» **TASK STATEMENT**
Copy out each line below that has the word "Uchijo" in it.

» **DATA FOR THIS TASK**
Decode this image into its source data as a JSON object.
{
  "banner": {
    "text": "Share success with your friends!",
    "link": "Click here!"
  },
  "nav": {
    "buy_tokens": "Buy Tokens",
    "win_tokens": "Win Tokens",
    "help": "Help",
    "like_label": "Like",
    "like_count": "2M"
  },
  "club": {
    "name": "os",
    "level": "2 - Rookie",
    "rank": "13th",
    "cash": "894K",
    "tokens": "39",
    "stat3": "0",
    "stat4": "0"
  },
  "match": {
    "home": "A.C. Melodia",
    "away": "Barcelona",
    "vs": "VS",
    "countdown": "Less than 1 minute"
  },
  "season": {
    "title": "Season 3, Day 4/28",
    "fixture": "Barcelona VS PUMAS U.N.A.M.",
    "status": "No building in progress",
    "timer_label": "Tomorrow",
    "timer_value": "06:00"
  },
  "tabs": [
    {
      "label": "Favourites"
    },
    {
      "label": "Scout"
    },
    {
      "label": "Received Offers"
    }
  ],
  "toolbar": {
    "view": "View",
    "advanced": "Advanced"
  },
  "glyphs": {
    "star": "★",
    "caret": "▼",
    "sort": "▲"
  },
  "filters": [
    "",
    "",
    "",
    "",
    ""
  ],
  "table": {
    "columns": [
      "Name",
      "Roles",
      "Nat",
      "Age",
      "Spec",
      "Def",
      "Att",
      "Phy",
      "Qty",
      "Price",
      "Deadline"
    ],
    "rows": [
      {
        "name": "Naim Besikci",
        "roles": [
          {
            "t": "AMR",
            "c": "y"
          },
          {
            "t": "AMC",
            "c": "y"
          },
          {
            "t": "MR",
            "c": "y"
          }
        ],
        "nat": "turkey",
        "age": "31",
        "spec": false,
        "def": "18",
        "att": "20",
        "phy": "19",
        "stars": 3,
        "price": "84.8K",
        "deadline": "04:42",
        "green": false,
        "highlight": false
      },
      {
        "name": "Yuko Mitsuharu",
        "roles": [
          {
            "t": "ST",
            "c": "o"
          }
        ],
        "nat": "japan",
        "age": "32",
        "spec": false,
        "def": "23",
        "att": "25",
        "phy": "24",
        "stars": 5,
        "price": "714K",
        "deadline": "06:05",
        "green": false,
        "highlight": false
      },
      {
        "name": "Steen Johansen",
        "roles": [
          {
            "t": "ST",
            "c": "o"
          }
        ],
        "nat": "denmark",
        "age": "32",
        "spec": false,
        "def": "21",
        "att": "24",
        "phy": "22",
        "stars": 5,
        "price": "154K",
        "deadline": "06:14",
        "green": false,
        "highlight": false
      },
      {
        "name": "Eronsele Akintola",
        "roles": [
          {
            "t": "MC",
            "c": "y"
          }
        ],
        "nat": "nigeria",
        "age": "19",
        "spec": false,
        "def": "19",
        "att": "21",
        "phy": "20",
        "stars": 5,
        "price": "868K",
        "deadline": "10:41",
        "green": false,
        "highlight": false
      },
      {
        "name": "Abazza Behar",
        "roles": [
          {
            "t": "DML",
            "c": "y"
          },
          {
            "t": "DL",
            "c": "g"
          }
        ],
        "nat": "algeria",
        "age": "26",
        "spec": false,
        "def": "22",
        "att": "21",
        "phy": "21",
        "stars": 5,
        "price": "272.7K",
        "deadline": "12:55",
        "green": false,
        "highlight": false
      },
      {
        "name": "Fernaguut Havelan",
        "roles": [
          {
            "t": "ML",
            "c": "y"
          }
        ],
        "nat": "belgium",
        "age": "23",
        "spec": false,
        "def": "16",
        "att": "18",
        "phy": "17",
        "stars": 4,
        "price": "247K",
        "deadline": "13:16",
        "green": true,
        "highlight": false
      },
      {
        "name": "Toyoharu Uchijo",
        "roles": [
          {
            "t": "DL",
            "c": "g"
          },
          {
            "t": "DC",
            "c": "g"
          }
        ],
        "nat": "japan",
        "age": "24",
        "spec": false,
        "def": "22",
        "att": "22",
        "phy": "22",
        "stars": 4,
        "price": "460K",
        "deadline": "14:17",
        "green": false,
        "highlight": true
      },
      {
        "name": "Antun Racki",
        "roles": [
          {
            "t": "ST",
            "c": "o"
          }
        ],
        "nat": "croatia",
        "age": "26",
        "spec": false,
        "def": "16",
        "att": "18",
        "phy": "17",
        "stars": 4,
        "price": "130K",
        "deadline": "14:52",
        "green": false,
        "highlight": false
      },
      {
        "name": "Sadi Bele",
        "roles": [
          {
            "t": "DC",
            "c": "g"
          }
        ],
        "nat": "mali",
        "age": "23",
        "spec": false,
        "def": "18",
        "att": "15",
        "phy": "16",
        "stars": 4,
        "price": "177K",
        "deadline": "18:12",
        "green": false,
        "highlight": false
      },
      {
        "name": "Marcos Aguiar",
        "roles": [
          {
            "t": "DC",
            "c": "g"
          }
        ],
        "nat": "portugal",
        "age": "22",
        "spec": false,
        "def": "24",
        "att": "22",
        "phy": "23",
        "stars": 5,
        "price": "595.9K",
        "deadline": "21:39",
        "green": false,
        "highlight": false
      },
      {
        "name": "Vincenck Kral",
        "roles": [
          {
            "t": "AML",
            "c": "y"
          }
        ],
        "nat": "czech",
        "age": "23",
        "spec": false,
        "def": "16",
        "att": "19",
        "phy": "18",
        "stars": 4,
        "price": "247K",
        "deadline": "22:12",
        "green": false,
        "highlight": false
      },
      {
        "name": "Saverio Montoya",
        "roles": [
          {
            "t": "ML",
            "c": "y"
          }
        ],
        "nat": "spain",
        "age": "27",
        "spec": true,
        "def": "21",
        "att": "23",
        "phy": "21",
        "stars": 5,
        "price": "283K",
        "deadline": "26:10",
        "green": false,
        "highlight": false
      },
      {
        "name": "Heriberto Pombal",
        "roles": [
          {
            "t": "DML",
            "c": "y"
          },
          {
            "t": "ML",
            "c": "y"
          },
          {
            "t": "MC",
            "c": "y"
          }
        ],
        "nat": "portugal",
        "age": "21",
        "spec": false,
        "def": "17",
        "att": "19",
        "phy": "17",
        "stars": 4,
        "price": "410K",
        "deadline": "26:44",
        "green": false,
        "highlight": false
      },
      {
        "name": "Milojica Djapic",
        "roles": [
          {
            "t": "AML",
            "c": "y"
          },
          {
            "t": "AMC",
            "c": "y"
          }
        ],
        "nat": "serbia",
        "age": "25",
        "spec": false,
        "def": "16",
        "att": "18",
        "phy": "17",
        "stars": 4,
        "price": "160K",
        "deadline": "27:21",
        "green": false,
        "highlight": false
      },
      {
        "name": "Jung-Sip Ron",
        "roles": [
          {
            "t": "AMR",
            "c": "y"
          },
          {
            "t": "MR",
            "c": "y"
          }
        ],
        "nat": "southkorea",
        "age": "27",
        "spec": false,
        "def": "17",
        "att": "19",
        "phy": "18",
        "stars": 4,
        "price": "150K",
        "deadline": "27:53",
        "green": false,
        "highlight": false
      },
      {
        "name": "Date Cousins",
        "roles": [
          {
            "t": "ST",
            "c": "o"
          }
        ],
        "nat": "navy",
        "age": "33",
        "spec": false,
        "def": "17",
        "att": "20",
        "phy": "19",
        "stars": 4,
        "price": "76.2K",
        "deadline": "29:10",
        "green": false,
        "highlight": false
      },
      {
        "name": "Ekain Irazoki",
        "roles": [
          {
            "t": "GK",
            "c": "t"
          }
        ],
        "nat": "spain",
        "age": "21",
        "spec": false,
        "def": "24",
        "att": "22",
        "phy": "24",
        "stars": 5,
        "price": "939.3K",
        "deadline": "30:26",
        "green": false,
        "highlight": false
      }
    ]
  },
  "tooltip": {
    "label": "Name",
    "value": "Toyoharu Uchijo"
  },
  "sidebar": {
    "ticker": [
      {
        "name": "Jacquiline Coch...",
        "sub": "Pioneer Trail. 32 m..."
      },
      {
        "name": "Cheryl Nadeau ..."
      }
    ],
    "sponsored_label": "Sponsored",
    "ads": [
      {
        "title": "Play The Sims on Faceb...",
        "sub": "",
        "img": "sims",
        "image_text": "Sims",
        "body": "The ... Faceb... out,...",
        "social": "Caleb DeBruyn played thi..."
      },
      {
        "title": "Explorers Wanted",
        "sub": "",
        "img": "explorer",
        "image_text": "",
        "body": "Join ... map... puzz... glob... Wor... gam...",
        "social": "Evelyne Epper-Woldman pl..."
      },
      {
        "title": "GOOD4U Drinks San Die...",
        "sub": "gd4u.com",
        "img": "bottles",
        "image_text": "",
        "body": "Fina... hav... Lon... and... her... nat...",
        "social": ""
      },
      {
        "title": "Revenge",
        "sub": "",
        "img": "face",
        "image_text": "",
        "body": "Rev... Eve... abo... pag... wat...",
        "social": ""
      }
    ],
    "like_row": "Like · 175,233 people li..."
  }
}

» **TASK ANSWER**
        "name": "Toyoharu Uchijo",
    "value": "Toyoharu Uchijo"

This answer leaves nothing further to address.